→ Travail à faire:
**a.** Selon l'entretien avec les frères Castelluccio, de quelle année date leur première carte ?
**b.** Prolongez l'entretien avec les frères Castelluccio en reprenant juste après sa dernière phrase.

Philippe et Giovanni Castelluccio sont deux frères jumeaux bien connus des militants d'AF. Le premier est en charge des relations du mouvement avec la province, tandis que le second est trésorier du CRAF. Rencontre avec deux camelots émérites..

À quand remonte votre engagement dans les rangs de l'Action française ?

o Philippe – Notre mère nous a entraînés très tôt dans les défilés de Jeanne d'Arc – à sept ou huit ans. Dans notre famille, nous incarnons la troisième génération d'AF. Notre grand-père, Gustave Rallon, décédé en 1989, avait commencé à militer dans les années vingt, dans le Berry.

o Giovanni – Ses quatre enfants ont tous été des vendeurs du journal. L'ainé a écrit dans l'organe des étudiants d'AF des années cinquante. Nous sommes tombés dans l'Action française comme Obélix dans la marmite ! Mais nous avons vraiment commencé à militer après le lycée, au sein d'un groupe très soudé. Notre première carte date de 1982.

Bleu de méthylène

o Comment cela vous a-t-il menés en prison ?

o Philippe – Nous avons été arrêtés plusieurs fois. Par exemple, après un parcours devant différents ministères, où nous dénoncions les scandales de l'époque. Nicolas Portier avait improvisé un cercle d'études dans notre cellule, où nous étions une quarantaine de militants !

En janvier 1989, au début des célébrations du bicentenaire de la Révolution française, des militants d'Action française ont chahuté une chanteuse, Hélène Delavault, un vendredi soir au théâtre des Bouffes du Nord. Ils sont montés sur la scène et lui ont mis du bleu de méthylène et du shampoing dans les cheveux. C'était une action à la façon des camelots du Roi d'avant-guerre...Cela s'est passé en présence de Pierre Joxe, alors ministre de l'intérieur, tandis que le bruit courait qu'elle en était la maitresse... Le soir même, celui-ci s'est exprimé à la télévision, scandalisé, clamant qu'il fallait tout faire pour trouver les coupables. Nous n'avions pas été invités à prendre part à cette action. J'étais alors responsable de la vente du journal à Saint-Lazare ; je m'en étais chargé et j'étais rentré chez moi, sans être au courant. Mais une ou deux semaines plus tard, un vendredi, à 6 heures du matin, coup de sonnette. Trois ou quatre policiers entrent chez nous pour une perquisition. Ils restent peut-être une demi-heure. Et nous embarquent menottes aux poings.

→ Lignes:
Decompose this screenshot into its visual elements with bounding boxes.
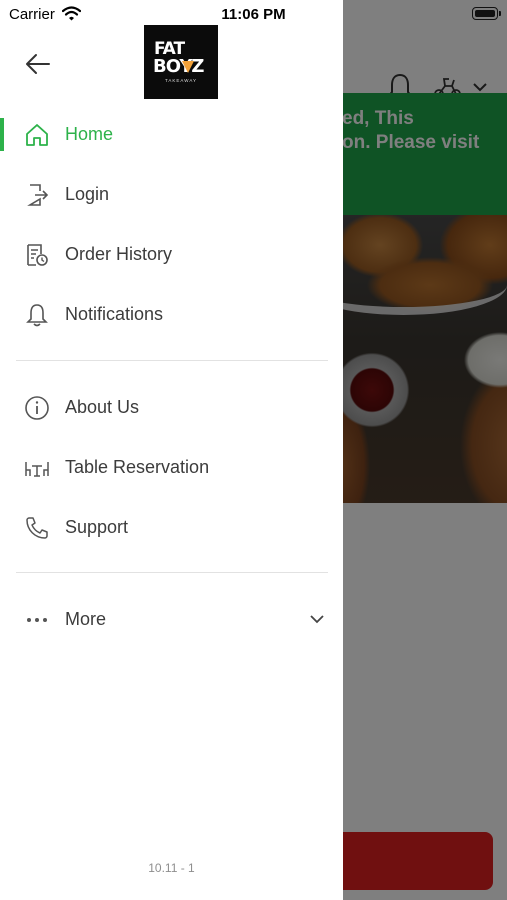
- logo-tagline: TAKEAWAY: [164, 78, 197, 83]
- more-icon: [27, 618, 47, 622]
- back-arrow-icon[interactable]: [24, 50, 52, 78]
- menu-item-more[interactable]: More: [0, 590, 343, 650]
- login-icon: [27, 184, 49, 206]
- menu-divider: [16, 360, 328, 361]
- menu-item-label: More: [65, 609, 107, 629]
- menu-item-label: Home: [65, 124, 114, 144]
- status-bar: Carrier 11:06 PM: [0, 0, 507, 28]
- logo-line2: BOYZ: [153, 56, 204, 77]
- brand-logo: FAT BOYZ TAKEAWAY: [144, 25, 218, 99]
- battery-cap: [499, 11, 501, 16]
- app-version: 10.11 - 1: [148, 861, 195, 875]
- menu-item-label: About Us: [65, 397, 140, 417]
- active-indicator: [0, 118, 4, 151]
- menu-item-login[interactable]: Login: [0, 165, 343, 225]
- menu-item-label: Table Reservation: [65, 457, 210, 477]
- menu-item-label: Notifications: [65, 304, 164, 324]
- menu-item-support[interactable]: Support: [0, 498, 343, 558]
- phone-icon: [26, 517, 48, 539]
- menu-item-notifications[interactable]: Notifications: [0, 285, 343, 345]
- table-icon: [25, 462, 49, 477]
- clock: 11:06 PM: [221, 6, 286, 23]
- chevron-down-icon: [310, 615, 324, 624]
- home-icon: [26, 124, 48, 146]
- pizza-slice-icon: [182, 61, 194, 73]
- menu-divider: [16, 572, 328, 573]
- battery-icon: [472, 7, 498, 20]
- menu-item-about-us[interactable]: About Us: [0, 378, 343, 438]
- menu-item-table-reservation[interactable]: Table Reservation: [0, 438, 343, 498]
- order-history-icon: [27, 244, 48, 266]
- menu-item-order-history[interactable]: Order History: [0, 225, 343, 285]
- menu-item-label: Login: [65, 184, 110, 204]
- menu-item-label: Order History: [65, 244, 173, 264]
- navigation-drawer: FAT BOYZ TAKEAWAY Home Login Order Histo…: [0, 0, 343, 900]
- menu-item-label: Support: [65, 517, 129, 537]
- menu-item-home[interactable]: Home: [0, 105, 343, 165]
- info-icon: [25, 396, 49, 420]
- bell-icon: [26, 304, 48, 327]
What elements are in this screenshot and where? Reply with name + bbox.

→ Réponses par tâche:
**a.** Leur première carte date de 1982.

**b.**
o Giovanni – Le mercredi avant l'arrestation, alors que je me trouvais au Petit Flore (un café proche de nos bureaux, NDLR), des personnes bizarres étaient attablées au bar. Un type m'interpelle et me dit : « Faites attention, vendredi, il y aura une descente de flics chez vous. » Je l'ai pris pour un ivrogne. Mais ce devait être un indic. Précisons toutefois que les policiers étaient venus pour n'arrêter qu'un seul de nous deux. Ils n'avaient qu'un seul nom !

Les RG largués

o Philippe – Le procureur leur avait demandé d'arrêter quelqu'un ; ils en ont pris deux à la place d'un seul... Une trentaine de personnes ont dû être arrêtées au même moment. Les Renseignements généraux avaient fourni une liste de militants qui n'était même pas à jour. J'ai vu des gens arrêtés qui avaient quitté l'AF depuis deux ou trois ans. Pierre Joxe avait la volonté de casser le début d'une certaine chouannerie anti-bicentenaire. Il était assez sectaire... Nous étions autorisés à appeler nos patrons respectifs pour leur annoncer qu'on rependrait le travail dès lundi... à condition qu'on avoue.

o Giovanni – Pendant les deux jours de garde à vue, régulièrement, un copain sortait, mais nous restions chacun dans notre cachot, car un témoin avait cru nous reconnaître. L'AF nous avait dispensé des conseils pour réagir face aux policiers. Mais de la théorie à la pratique... L'un de nous deux a commencé à "avouer", et l'autre s'est senti obligé de l'imiter. D'autant que, selon notre alibi, nous étions ensemble de toute façon. L'inspecteur menait son interrogatoire avec le plan des Bouffes du Nord – un lieu que je n'ai jamais visité ! Nos aveux se ressemblaient, mais sans concorder... Le juge d'instruction avait vraisemblablement reçu des consignes pour désigner un ou deux coupables. Un autre camarade était resté en garde à vue : lors de la perquisition, les policiers avaient trouvé chez lui du bleu de méthylène...

En route pour Fresnes...

o Philippe – Après la garde à vue, direction Fresnes. Nous étions détenus chacun dans l'une des trois divisions de la maison d'arrêt. La préventive est une épreuve difficile : on ignore quand on sort... Il y avait une radio dans ma cellule. J'ai pu écouter Radio courtoisie. Serge de Beketch et Alain Sanders nous exprimaient régulièrement leur soutien. Un soir, j'ai été particulièrement ému en entendant ma mère intervenir à l'antenne.

o Giovanni – À la télévision, Christophe Dechavanne avait invité Éric Letty et Guy Steinbach, alors secrétaire général du mouvement d'Action française. J'en tremblais dans ma cellule ! L'Événement du jeudi a publié un article sympathique à notre sujet. Présent nous a soutenus également. Aspects de la France avait lancé une souscription – le denier de Jeanne d'Arc – pour nous venir en aide. Jean-Marc Varaut et Georges-Paul Wagner nous défendaient.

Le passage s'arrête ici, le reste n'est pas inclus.